_TASK GOAL:_
In the lines below, find how many contain the word "Shots" and report that figure alone.

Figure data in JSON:
-- START --

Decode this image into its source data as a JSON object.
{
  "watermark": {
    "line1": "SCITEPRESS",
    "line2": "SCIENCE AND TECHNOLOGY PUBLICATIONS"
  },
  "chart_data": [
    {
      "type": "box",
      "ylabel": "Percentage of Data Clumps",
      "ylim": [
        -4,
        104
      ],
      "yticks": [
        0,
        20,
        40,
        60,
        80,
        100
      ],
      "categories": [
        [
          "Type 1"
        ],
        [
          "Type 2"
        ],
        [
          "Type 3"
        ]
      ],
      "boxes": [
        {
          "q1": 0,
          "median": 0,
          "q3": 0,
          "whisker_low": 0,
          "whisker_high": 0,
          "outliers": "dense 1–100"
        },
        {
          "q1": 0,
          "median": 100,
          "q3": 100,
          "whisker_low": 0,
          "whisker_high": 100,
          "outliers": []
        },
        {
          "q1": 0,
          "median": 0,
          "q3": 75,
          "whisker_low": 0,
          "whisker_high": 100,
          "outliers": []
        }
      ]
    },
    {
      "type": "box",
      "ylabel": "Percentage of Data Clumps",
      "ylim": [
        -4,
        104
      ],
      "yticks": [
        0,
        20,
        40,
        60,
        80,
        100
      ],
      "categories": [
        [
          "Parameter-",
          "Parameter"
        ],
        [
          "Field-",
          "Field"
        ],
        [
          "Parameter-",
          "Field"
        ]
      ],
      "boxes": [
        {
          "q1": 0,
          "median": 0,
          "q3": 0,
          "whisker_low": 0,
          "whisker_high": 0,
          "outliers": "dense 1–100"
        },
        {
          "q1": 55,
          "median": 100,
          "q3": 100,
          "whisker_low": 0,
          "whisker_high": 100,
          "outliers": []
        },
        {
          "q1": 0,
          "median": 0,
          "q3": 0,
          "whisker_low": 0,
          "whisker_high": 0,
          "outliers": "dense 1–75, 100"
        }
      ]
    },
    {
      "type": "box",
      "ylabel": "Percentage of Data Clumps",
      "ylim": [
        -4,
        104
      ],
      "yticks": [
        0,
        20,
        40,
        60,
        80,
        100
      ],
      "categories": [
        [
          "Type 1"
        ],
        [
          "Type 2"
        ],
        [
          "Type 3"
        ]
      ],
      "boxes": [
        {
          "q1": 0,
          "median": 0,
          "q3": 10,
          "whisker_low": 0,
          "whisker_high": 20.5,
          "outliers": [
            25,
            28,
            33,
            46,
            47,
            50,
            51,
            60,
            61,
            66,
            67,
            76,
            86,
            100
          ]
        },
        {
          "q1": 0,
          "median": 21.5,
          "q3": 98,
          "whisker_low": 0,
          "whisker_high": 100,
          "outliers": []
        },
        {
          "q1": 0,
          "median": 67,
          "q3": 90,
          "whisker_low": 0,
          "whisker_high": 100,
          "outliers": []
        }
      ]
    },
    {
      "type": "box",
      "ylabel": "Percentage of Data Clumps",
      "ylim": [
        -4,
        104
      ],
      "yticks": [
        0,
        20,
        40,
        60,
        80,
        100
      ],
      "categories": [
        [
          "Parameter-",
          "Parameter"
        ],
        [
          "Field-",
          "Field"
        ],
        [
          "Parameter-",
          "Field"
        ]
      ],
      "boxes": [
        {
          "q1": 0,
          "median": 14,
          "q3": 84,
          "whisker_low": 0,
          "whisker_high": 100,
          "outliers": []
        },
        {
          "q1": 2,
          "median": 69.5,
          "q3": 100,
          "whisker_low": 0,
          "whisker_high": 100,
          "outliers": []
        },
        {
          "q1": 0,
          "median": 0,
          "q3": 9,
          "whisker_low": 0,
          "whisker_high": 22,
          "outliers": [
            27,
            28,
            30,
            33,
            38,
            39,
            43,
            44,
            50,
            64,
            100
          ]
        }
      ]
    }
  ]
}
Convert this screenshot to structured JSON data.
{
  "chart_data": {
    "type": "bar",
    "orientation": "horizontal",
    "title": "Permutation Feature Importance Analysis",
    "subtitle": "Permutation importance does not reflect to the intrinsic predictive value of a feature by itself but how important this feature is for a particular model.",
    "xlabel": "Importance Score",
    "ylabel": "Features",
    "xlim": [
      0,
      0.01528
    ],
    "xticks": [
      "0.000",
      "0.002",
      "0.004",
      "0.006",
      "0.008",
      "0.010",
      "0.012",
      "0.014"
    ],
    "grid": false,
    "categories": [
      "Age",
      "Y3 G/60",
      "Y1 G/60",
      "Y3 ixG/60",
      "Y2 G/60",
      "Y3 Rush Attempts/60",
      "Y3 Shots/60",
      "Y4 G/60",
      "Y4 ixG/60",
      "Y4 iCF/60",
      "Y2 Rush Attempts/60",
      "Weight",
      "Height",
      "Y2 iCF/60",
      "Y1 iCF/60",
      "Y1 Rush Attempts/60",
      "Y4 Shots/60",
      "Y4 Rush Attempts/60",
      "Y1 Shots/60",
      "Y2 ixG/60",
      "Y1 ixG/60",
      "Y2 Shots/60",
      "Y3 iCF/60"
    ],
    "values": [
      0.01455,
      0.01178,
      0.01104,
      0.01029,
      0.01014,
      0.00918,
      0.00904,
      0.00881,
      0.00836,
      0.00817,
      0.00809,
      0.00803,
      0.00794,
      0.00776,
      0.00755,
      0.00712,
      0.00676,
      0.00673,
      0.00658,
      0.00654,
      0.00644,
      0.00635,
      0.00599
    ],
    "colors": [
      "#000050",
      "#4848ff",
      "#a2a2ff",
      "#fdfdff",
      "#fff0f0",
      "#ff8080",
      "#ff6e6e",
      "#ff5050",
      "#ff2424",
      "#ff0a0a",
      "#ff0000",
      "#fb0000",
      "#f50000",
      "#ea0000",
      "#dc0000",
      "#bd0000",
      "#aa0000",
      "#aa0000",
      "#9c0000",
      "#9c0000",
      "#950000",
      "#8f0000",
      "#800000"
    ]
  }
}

-- END --

_COMPLETED EXERCISE:_
4